Count the lines in the entries below that contain the word "each", and reply with that number alone.

»»

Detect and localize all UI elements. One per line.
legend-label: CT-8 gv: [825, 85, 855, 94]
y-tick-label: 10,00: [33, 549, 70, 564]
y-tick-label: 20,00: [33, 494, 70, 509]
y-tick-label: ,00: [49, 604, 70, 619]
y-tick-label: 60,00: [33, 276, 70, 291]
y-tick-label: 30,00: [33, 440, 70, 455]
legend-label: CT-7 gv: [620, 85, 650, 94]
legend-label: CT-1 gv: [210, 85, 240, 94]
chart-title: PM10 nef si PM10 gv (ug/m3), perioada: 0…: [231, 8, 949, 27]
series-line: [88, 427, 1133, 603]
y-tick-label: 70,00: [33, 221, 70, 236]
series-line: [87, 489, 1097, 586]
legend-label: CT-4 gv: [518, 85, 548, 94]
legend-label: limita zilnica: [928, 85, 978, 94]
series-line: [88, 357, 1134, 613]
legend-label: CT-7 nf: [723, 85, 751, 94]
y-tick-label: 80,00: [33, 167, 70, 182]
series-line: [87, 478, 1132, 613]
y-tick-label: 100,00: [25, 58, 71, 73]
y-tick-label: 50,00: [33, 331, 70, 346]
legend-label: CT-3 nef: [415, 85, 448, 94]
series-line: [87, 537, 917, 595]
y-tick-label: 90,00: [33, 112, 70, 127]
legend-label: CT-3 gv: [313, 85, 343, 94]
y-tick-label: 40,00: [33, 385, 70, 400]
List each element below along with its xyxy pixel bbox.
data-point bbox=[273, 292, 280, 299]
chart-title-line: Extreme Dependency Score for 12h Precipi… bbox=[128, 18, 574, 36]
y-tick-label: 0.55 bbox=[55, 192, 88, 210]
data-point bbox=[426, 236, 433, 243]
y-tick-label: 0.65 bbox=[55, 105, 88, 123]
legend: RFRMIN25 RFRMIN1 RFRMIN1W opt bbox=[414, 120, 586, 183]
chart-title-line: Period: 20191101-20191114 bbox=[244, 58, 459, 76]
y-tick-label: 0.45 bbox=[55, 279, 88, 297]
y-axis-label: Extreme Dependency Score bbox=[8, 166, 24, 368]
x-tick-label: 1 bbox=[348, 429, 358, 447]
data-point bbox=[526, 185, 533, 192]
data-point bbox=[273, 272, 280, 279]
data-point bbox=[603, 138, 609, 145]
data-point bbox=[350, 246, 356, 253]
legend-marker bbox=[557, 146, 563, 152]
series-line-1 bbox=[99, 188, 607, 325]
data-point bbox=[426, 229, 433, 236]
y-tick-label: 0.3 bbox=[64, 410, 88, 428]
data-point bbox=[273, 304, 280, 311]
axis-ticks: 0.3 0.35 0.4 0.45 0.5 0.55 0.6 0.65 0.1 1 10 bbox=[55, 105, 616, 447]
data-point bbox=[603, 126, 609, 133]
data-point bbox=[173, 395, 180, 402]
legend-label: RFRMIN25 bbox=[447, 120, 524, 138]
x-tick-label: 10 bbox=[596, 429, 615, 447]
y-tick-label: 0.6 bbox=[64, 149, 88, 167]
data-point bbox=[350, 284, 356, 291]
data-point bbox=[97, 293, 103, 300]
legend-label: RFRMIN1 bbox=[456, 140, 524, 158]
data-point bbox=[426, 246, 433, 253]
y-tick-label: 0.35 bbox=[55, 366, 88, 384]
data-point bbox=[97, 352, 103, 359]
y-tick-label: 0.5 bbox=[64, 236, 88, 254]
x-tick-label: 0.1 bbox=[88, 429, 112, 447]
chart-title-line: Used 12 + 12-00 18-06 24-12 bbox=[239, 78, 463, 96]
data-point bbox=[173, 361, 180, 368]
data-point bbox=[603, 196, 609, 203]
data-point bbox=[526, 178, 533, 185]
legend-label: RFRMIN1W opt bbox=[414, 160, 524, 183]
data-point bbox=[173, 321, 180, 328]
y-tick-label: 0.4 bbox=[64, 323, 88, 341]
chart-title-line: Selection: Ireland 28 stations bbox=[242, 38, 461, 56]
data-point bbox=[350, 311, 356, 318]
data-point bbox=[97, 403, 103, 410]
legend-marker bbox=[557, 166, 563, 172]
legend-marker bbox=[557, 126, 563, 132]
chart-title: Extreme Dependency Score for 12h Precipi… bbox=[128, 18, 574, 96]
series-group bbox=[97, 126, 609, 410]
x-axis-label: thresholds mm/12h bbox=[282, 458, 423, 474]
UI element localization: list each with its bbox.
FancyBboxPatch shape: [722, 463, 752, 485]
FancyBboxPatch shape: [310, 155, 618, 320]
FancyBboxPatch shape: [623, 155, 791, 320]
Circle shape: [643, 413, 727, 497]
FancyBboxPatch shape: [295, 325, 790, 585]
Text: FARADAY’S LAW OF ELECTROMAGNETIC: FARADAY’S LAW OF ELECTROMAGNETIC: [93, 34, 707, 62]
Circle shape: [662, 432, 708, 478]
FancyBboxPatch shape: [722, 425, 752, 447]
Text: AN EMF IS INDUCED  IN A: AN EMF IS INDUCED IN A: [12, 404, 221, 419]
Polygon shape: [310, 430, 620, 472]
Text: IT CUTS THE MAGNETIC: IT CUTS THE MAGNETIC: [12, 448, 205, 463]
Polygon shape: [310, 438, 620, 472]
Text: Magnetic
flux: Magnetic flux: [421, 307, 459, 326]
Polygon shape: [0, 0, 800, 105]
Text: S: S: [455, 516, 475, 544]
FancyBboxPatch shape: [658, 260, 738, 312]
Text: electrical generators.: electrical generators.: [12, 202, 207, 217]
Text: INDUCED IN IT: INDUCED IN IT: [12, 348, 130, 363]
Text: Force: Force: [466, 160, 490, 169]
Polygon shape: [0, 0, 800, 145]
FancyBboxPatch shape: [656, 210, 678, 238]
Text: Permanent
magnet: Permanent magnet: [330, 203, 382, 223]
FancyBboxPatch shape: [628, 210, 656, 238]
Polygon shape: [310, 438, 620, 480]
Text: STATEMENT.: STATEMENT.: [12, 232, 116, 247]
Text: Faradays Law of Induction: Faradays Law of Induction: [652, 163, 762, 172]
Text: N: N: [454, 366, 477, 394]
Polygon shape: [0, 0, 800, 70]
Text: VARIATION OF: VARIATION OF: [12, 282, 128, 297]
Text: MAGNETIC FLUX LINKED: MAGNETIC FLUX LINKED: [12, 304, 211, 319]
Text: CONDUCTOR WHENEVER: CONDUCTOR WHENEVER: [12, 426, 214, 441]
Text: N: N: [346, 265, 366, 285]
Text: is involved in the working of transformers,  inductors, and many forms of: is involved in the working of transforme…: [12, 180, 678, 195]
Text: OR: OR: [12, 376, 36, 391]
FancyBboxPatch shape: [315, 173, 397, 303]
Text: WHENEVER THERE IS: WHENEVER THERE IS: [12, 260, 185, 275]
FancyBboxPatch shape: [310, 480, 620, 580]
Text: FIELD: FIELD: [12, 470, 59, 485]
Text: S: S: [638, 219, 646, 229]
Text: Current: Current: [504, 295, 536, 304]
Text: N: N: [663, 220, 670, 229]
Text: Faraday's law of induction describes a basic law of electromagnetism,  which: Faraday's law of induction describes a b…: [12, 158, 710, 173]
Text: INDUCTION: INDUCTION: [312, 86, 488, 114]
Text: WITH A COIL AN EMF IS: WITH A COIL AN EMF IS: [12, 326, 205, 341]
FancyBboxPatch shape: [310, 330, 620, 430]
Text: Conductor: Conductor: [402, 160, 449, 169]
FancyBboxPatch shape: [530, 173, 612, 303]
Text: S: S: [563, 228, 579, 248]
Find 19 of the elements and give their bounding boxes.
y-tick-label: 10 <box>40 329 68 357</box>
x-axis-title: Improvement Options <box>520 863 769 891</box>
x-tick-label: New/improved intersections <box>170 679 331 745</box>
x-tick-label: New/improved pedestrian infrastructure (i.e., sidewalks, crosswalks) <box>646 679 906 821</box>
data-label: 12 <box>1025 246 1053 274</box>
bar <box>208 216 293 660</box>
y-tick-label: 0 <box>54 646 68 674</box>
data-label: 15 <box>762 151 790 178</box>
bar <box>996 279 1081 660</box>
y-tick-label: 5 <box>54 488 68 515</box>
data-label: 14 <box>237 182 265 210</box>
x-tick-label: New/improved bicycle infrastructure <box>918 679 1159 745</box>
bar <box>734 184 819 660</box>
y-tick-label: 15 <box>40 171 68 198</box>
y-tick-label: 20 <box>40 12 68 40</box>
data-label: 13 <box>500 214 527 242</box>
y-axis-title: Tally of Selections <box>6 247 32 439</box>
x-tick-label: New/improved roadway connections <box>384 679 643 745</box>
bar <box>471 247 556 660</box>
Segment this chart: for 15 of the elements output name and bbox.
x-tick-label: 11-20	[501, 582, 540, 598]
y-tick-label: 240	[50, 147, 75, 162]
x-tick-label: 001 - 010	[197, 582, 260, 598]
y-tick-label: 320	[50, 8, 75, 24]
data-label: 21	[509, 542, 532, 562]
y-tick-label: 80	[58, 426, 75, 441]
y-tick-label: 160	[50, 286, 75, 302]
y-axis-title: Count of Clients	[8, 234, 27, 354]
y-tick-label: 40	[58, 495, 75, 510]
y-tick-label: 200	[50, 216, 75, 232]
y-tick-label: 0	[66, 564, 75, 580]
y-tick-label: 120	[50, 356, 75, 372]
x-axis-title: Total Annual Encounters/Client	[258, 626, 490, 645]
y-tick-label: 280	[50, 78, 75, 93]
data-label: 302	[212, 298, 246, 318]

««

## ANSWER
2